* Given task:
Skip the pictures and repeat each line of the data exactly.

* Data supplied:
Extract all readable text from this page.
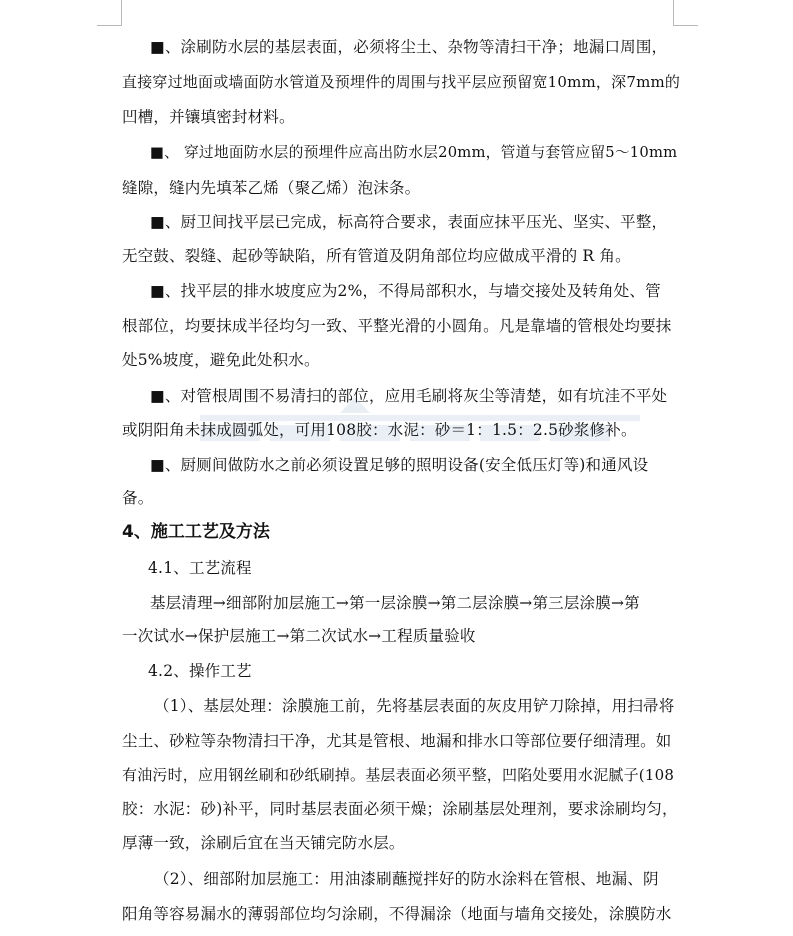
■、涂刷防水层的基层表面，必须将尘土、杂物等清扫干净；地漏口周围，
直接穿过地面或墙面防水管道及预埋件的周围与找平层应预留宽10mm，深7mm的
凹槽，并镶填密封材料。
■、 穿过地面防水层的预埋件应高出防水层20mm，管道与套管应留5～10mm
缝隙，缝内先填苯乙烯（聚乙烯）泡沫条。
■、厨卫间找平层已完成，标高符合要求，表面应抹平压光、坚实、平整，
无空鼓、裂缝、起砂等缺陷，所有管道及阴角部位均应做成平滑的 R 角。
■、找平层的排水坡度应为2%，不得局部积水，与墙交接处及转角处、管
根部位，均要抹成半径均匀一致、平整光滑的小圆角。凡是靠墙的管根处均要抹
处5%坡度，避免此处积水。
■、对管根周围不易清扫的部位，应用毛刷将灰尘等清楚，如有坑洼不平处
或阴阳角未抹成圆弧处，可用108胶：水泥：砂＝1：1.5：2.5砂浆修补。
■、厨厕间做防水之前必须设置足够的照明设备(安全低压灯等)和通风设
备。
4、施工工艺及方法
4.1、工艺流程
基层清理→细部附加层施工→第一层涂膜→第二层涂膜→第三层涂膜→第
一次试水→保护层施工→第二次试水→工程质量验收
4.2、操作工艺
（1）、基层处理：涂膜施工前，先将基层表面的灰皮用铲刀除掉，用扫帚将
尘土、砂粒等杂物清扫干净，尤其是管根、地漏和排水口等部位要仔细清理。如
有油污时，应用钢丝刷和砂纸刷掉。基层表面必须平整，凹陷处要用水泥腻子(108
胶：水泥：砂)补平，同时基层表面必须干燥；涂刷基层处理剂，要求涂刷均匀，
厚薄一致，涂刷后宜在当天铺完防水层。
（2）、细部附加层施工：用油漆刷蘸搅拌好的防水涂料在管根、地漏、阴
阳角等容易漏水的薄弱部位均匀涂刷，不得漏涂（地面与墙角交接处，涂膜防水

* Result for this task:
Extract all readable text from this page.
■、涂刷防水层的基层表面，必须将尘土、杂物等清扫干净；地漏口周围，
直接穿过地面或墙面防水管道及预埋件的周围与找平层应预留宽10mm，深7mm的
凹槽，并镶填密封材料。
■、 穿过地面防水层的预埋件应高出防水层20mm，管道与套管应留5～10mm
缝隙，缝内先填苯乙烯（聚乙烯）泡沫条。
■、厨卫间找平层已完成，标高符合要求，表面应抹平压光、坚实、平整，
无空鼓、裂缝、起砂等缺陷，所有管道及阴角部位均应做成平滑的 R 角。
■、找平层的排水坡度应为2%，不得局部积水，与墙交接处及转角处、管
根部位，均要抹成半径均匀一致、平整光滑的小圆角。凡是靠墙的管根处均要抹
处5%坡度，避免此处积水。
■、对管根周围不易清扫的部位，应用毛刷将灰尘等清楚，如有坑洼不平处
或阴阳角未抹成圆弧处，可用108胶：水泥：砂＝1：1.5：2.5砂浆修补。
■、厨厕间做防水之前必须设置足够的照明设备(安全低压灯等)和通风设
备。
4、施工工艺及方法
4.1、工艺流程
基层清理→细部附加层施工→第一层涂膜→第二层涂膜→第三层涂膜→第
一次试水→保护层施工→第二次试水→工程质量验收
4.2、操作工艺
（1）、基层处理：涂膜施工前，先将基层表面的灰皮用铲刀除掉，用扫帚将
尘土、砂粒等杂物清扫干净，尤其是管根、地漏和排水口等部位要仔细清理。如
有油污时，应用钢丝刷和砂纸刷掉。基层表面必须平整，凹陷处要用水泥腻子(108
胶：水泥：砂)补平，同时基层表面必须干燥；涂刷基层处理剂，要求涂刷均匀，
厚薄一致，涂刷后宜在当天铺完防水层。
（2）、细部附加层施工：用油漆刷蘸搅拌好的防水涂料在管根、地漏、阴
阳角等容易漏水的薄弱部位均匀涂刷，不得漏涂（地面与墙角交接处，涂膜防水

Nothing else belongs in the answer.